→ **TASK PROMPT**
In the copy, include no images. Reproduce the entries exactly.

→ **PROVIDED DATA**
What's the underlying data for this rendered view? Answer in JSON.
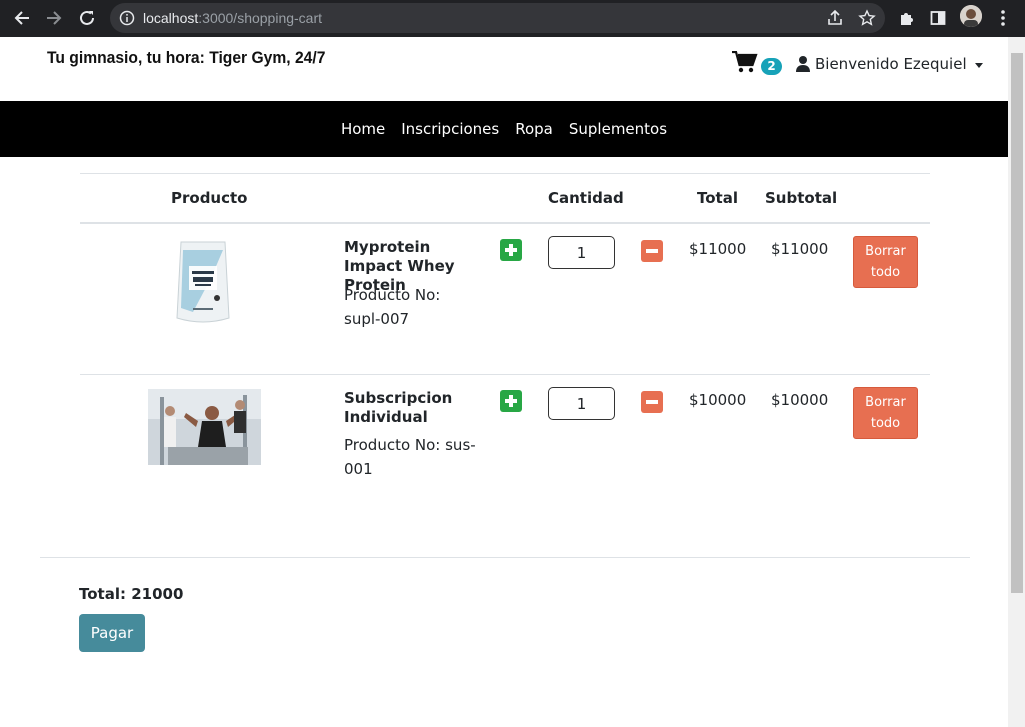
{
  "browser": {
    "url_host": "localhost",
    "url_path": ":3000/shopping-cart"
  },
  "header": {
    "brand": "Tu gimnasio, tu hora: Tiger Gym, 24/7",
    "cart_count": "2",
    "user_label": "Bienvenido Ezequiel"
  },
  "nav": {
    "items": [
      {
        "label": "Home"
      },
      {
        "label": "Inscripciones"
      },
      {
        "label": "Ropa"
      },
      {
        "label": "Suplementos"
      }
    ]
  },
  "table": {
    "headers": {
      "producto": "Producto",
      "cantidad": "Cantidad",
      "total": "Total",
      "subtotal": "Subtotal"
    },
    "rows": [
      {
        "name": "Myprotein Impact Whey Protein",
        "product_no": "Producto No: supl-007",
        "quantity": "1",
        "total": "$11000",
        "subtotal": "$11000",
        "delete_label": "Borrar todo"
      },
      {
        "name": "Subscripcion Individual",
        "product_no": "Producto No: sus-001",
        "quantity": "1",
        "total": "$10000",
        "subtotal": "$10000",
        "delete_label": "Borrar todo"
      }
    ]
  },
  "summary": {
    "total_label": "Total: 21000",
    "pay_label": "Pagar"
  },
  "colors": {
    "navbar": "#000000",
    "plus": "#28a745",
    "minus": "#e76f51",
    "pay": "#468b9b",
    "badge": "#17a2b8"
  }
}
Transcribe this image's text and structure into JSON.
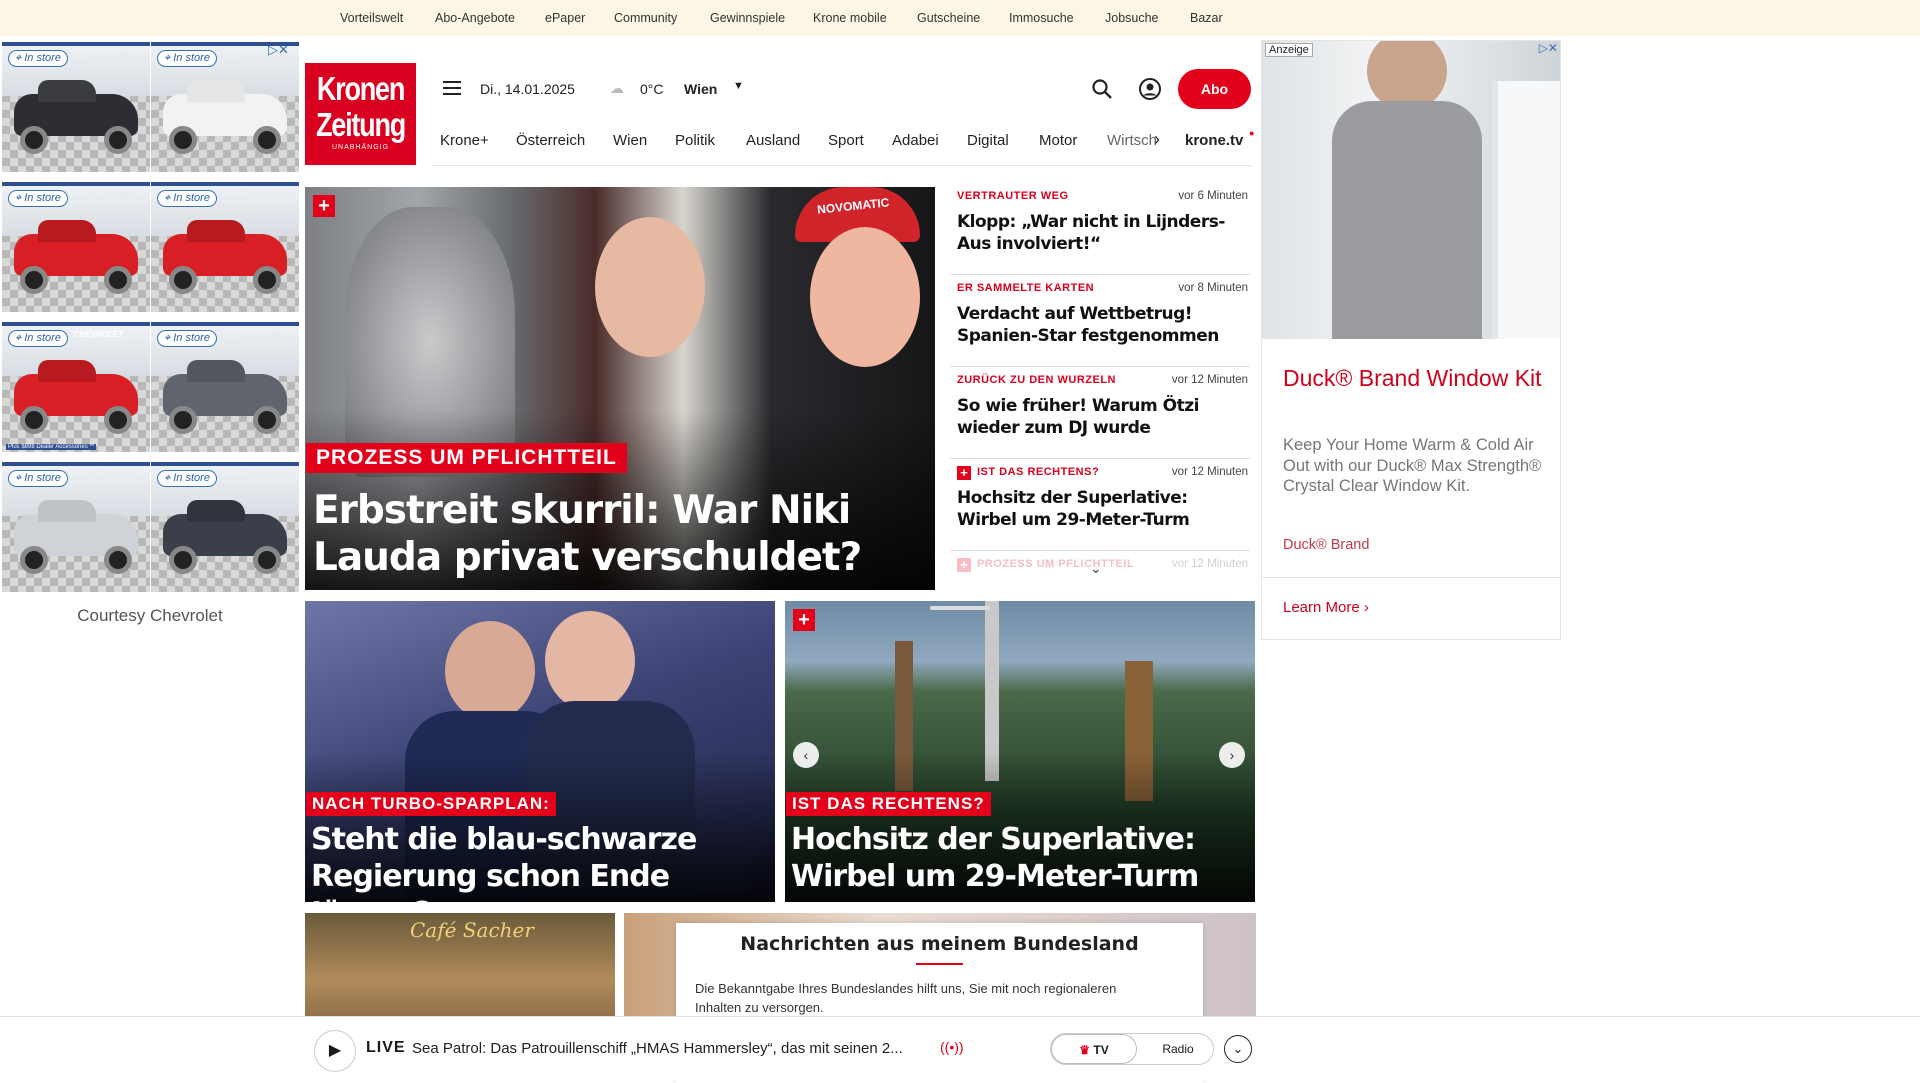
{
  "topbar": {
    "links": [
      "Vorteilswelt",
      "Abo-Angebote",
      "ePaper",
      "Community",
      "Gewinnspiele",
      "Krone mobile",
      "Gutscheine",
      "Immosuche",
      "Jobsuche",
      "Bazar"
    ]
  },
  "left_ad": {
    "pill": "In store",
    "brand_mark": "Courtesy",
    "chevrolet_mark": "CHEVROLET",
    "footer": "Courtesy Chevrolet",
    "banner_small": "Plus $898 Dealer Accessories **"
  },
  "header": {
    "logo_line1": "Kronen",
    "logo_line2": "Zeitung",
    "logo_tag": "UNABHÄNGIG",
    "date": "Di., 14.01.2025",
    "temperature": "0°C",
    "location": "Wien",
    "abo_label": "Abo"
  },
  "nav": {
    "items": [
      "Krone+",
      "Österreich",
      "Wien",
      "Politik",
      "Ausland",
      "Sport",
      "Adabei",
      "Digital",
      "Motor",
      "Wirtsch",
      "krone.tv"
    ]
  },
  "hero": {
    "kicker": "PROZESS UM PFLICHTTEIL",
    "headline": "Erbstreit skurril: War Niki Lauda privat verschuldet?",
    "cap_text": "NOVOMATIC"
  },
  "side_news": [
    {
      "kicker": "VERTRAUTER WEG",
      "time": "vor 6 Minuten",
      "title": "Klopp: „War nicht in Lijnders-Aus involviert!“"
    },
    {
      "kicker": "ER SAMMELTE KARTEN",
      "time": "vor 8 Minuten",
      "title": "Verdacht auf Wettbetrug! Spanien-Star festgenommen"
    },
    {
      "kicker": "ZURÜCK ZU DEN WURZELN",
      "time": "vor 12 Minuten",
      "title": "So wie früher! Warum Ötzi wieder zum DJ wurde"
    },
    {
      "kicker": "IST DAS RECHTENS?",
      "time": "vor 12 Minuten",
      "title": "Hochsitz der Superlative: Wirbel um 29-Meter-Turm"
    },
    {
      "kicker": "PROZESS UM PFLICHTTEIL",
      "time": "vor 12 Minuten",
      "title": ""
    }
  ],
  "cards": [
    {
      "kicker": "NACH TURBO-SPARPLAN:",
      "headline": "Steht die blau-schwarze Regierung schon Ende Jänner?"
    },
    {
      "kicker": "IST DAS RECHTENS?",
      "headline": "Hochsitz der Superlative: Wirbel um 29-Meter-Turm"
    }
  ],
  "right_ad": {
    "tag": "Anzeige",
    "title": "Duck® Brand Window Kit",
    "body": "Keep Your Home Warm & Cold Air Out with our Duck® Max Strength® Crystal Clear Window Kit.",
    "brand": "Duck® Brand",
    "cta": "Learn More"
  },
  "bundesland": {
    "title": "Nachrichten aus meinem Bundesland",
    "body": "Die Bekanntgabe Ihres Bundeslandes hilft uns, Sie mit noch regionaleren Inhalten zu versorgen."
  },
  "player": {
    "live_label": "LIVE",
    "text": "Sea Patrol: Das Patrouillenschiff „HMAS Hammersley“, das mit seinen 2...",
    "tv_label": "TV",
    "radio_label": "Radio"
  },
  "bottom_left": {
    "sign": "Café Sacher"
  },
  "colors": {
    "brand_red": "#e3001b",
    "topbar_bg": "#fbf6e6",
    "ad_title": "#d0021b"
  }
}
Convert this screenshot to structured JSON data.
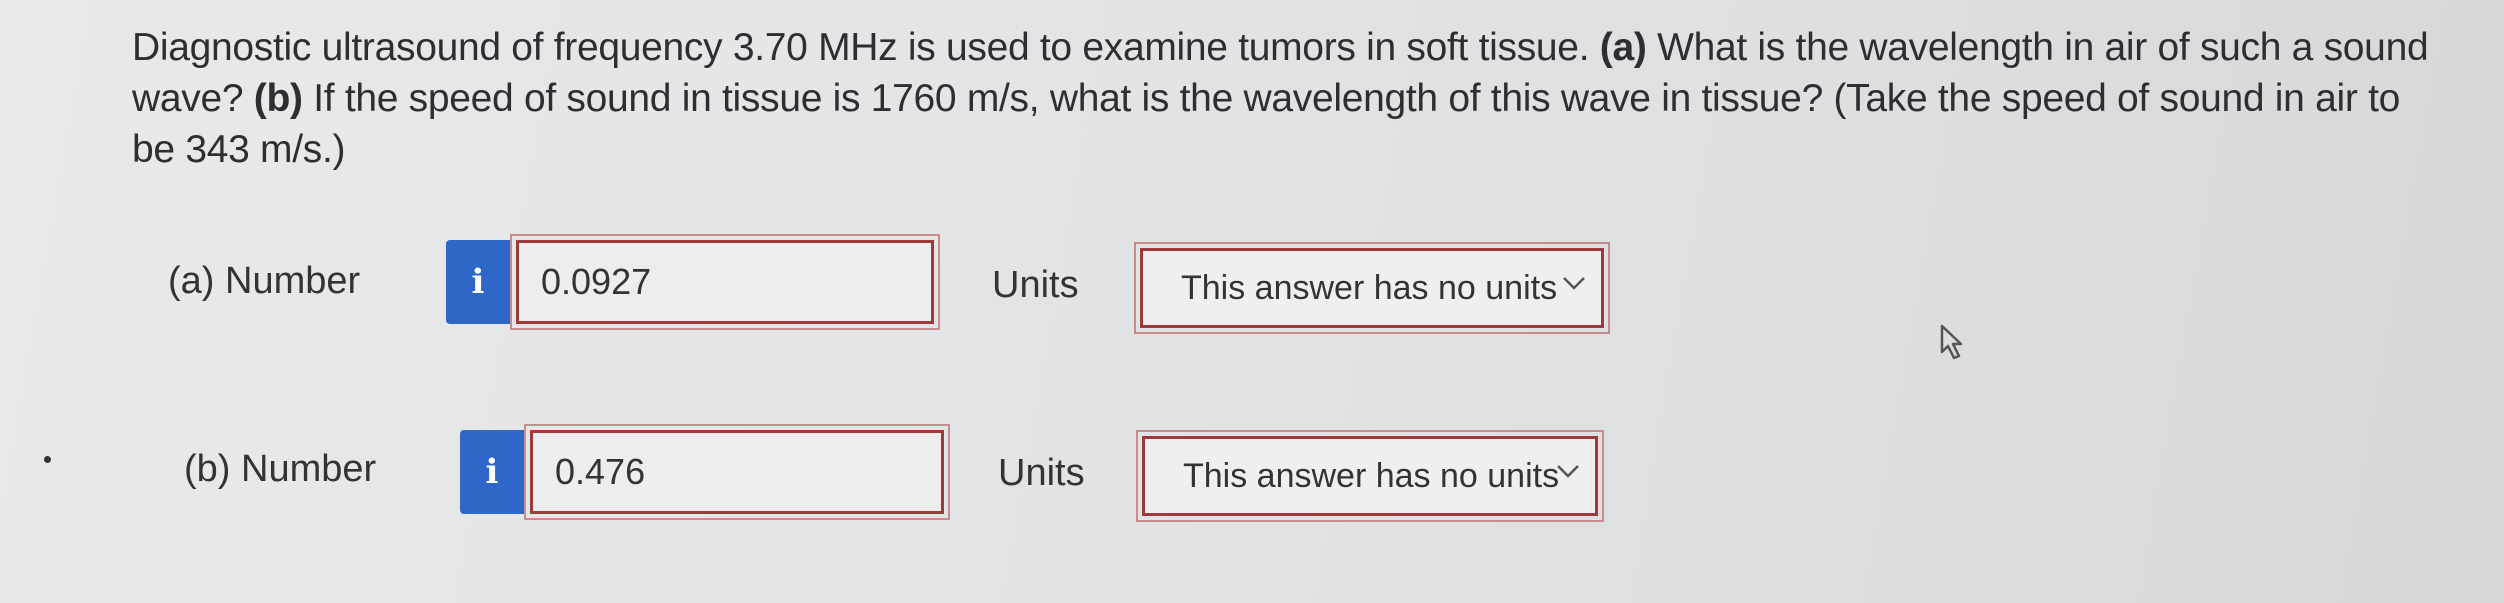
{
  "question": {
    "intro": "Diagnostic ultrasound of frequency 3.70 MHz is used to examine tumors in soft tissue. ",
    "part_a_tag": "(a)",
    "part_a_text": " What is the wavelength in air of such a sound wave? ",
    "part_b_tag": "(b)",
    "part_b_text": " If the speed of sound in tissue is 1760 m/s, what is the wavelength of this wave in tissue? (Take the speed of sound in air to be 343 m/s.)"
  },
  "parts": [
    {
      "label": "(a)  Number",
      "info": "i",
      "value": "0.0927",
      "units_label": "Units",
      "units_value": "This answer has no units"
    },
    {
      "label": "(b)  Number",
      "info": "i",
      "value": "0.476",
      "units_label": "Units",
      "units_value": "This answer has no units"
    }
  ],
  "colors": {
    "info_button": "#2f67c8",
    "input_border": "#a03a3a"
  }
}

→ **EXERCISE OUTPUT**
What's the underlying data for this rendered view? Answer in JSON.
{
  "browser": {
    "url_host": "localhost",
    "url_path": ":3000/shopping-cart"
  },
  "header": {
    "brand": "Tu gimnasio, tu hora: Tiger Gym, 24/7",
    "cart_count": "2",
    "user_label": "Bienvenido Ezequiel"
  },
  "nav": {
    "items": [
      {
        "label": "Home"
      },
      {
        "label": "Inscripciones"
      },
      {
        "label": "Ropa"
      },
      {
        "label": "Suplementos"
      }
    ]
  },
  "table": {
    "headers": {
      "producto": "Producto",
      "cantidad": "Cantidad",
      "total": "Total",
      "subtotal": "Subtotal"
    },
    "rows": [
      {
        "name": "Myprotein Impact Whey Protein",
        "product_no": "Producto No: supl-007",
        "quantity": "1",
        "total": "$11000",
        "subtotal": "$11000",
        "delete_label": "Borrar todo"
      },
      {
        "name": "Subscripcion Individual",
        "product_no": "Producto No: sus-001",
        "quantity": "1",
        "total": "$10000",
        "subtotal": "$10000",
        "delete_label": "Borrar todo"
      }
    ]
  },
  "summary": {
    "total_label": "Total: 21000",
    "pay_label": "Pagar"
  },
  "colors": {
    "navbar": "#000000",
    "plus": "#28a745",
    "minus": "#e76f51",
    "pay": "#468b9b",
    "badge": "#17a2b8"
  }
}
Transcribe this image's text and structure into JSON.
{
  "topbar": {
    "links": [
      "Vorteilswelt",
      "Abo-Angebote",
      "ePaper",
      "Community",
      "Gewinnspiele",
      "Krone mobile",
      "Gutscheine",
      "Immosuche",
      "Jobsuche",
      "Bazar"
    ]
  },
  "left_ad": {
    "pill": "In store",
    "brand_mark": "Courtesy",
    "chevrolet_mark": "CHEVROLET",
    "footer": "Courtesy Chevrolet",
    "banner_small": "Plus $898 Dealer Accessories **"
  },
  "header": {
    "logo_line1": "Kronen",
    "logo_line2": "Zeitung",
    "logo_tag": "UNABHÄNGIG",
    "date": "Di., 14.01.2025",
    "temperature": "0°C",
    "location": "Wien",
    "abo_label": "Abo"
  },
  "nav": {
    "items": [
      "Krone+",
      "Österreich",
      "Wien",
      "Politik",
      "Ausland",
      "Sport",
      "Adabei",
      "Digital",
      "Motor",
      "Wirtsch",
      "krone.tv"
    ]
  },
  "hero": {
    "kicker": "PROZESS UM PFLICHTTEIL",
    "headline": "Erbstreit skurril: War Niki Lauda privat verschuldet?",
    "cap_text": "NOVOMATIC"
  },
  "side_news": [
    {
      "kicker": "VERTRAUTER WEG",
      "time": "vor 6 Minuten",
      "title": "Klopp: „War nicht in Lijnders-Aus involviert!“"
    },
    {
      "kicker": "ER SAMMELTE KARTEN",
      "time": "vor 8 Minuten",
      "title": "Verdacht auf Wettbetrug! Spanien-Star festgenommen"
    },
    {
      "kicker": "ZURÜCK ZU DEN WURZELN",
      "time": "vor 12 Minuten",
      "title": "So wie früher! Warum Ötzi wieder zum DJ wurde"
    },
    {
      "kicker": "IST DAS RECHTENS?",
      "time": "vor 12 Minuten",
      "title": "Hochsitz der Superlative: Wirbel um 29-Meter-Turm"
    },
    {
      "kicker": "PROZESS UM PFLICHTTEIL",
      "time": "vor 12 Minuten",
      "title": ""
    }
  ],
  "cards": [
    {
      "kicker": "NACH TURBO-SPARPLAN:",
      "headline": "Steht die blau-schwarze Regierung schon Ende Jänner?"
    },
    {
      "kicker": "IST DAS RECHTENS?",
      "headline": "Hochsitz der Superlative: Wirbel um 29-Meter-Turm"
    }
  ],
  "right_ad": {
    "tag": "Anzeige",
    "title": "Duck® Brand Window Kit",
    "body": "Keep Your Home Warm & Cold Air Out with our Duck® Max Strength® Crystal Clear Window Kit.",
    "brand": "Duck® Brand",
    "cta": "Learn More"
  },
  "bundesland": {
    "title": "Nachrichten aus meinem Bundesland",
    "body": "Die Bekanntgabe Ihres Bundeslandes hilft uns, Sie mit noch regionaleren Inhalten zu versorgen."
  },
  "player": {
    "live_label": "LIVE",
    "text": "Sea Patrol: Das Patrouillenschiff „HMAS Hammersley“, das mit seinen 2...",
    "tv_label": "TV",
    "radio_label": "Radio"
  },
  "bottom_left": {
    "sign": "Café Sacher"
  },
  "colors": {
    "brand_red": "#e3001b",
    "topbar_bg": "#fbf6e6",
    "ad_title": "#d0021b"
  }
}
Convert this screenshot to structured JSON data.
{
  "question": {
    "intro": "Diagnostic ultrasound of frequency 3.70 MHz is used to examine tumors in soft tissue. ",
    "part_a_tag": "(a)",
    "part_a_text": " What is the wavelength in air of such a sound wave? ",
    "part_b_tag": "(b)",
    "part_b_text": " If the speed of sound in tissue is 1760 m/s, what is the wavelength of this wave in tissue? (Take the speed of sound in air to be 343 m/s.)"
  },
  "parts": [
    {
      "label": "(a)  Number",
      "info": "i",
      "value": "0.0927",
      "units_label": "Units",
      "units_value": "This answer has no units"
    },
    {
      "label": "(b)  Number",
      "info": "i",
      "value": "0.476",
      "units_label": "Units",
      "units_value": "This answer has no units"
    }
  ],
  "colors": {
    "info_button": "#2f67c8",
    "input_border": "#a03a3a"
  }
}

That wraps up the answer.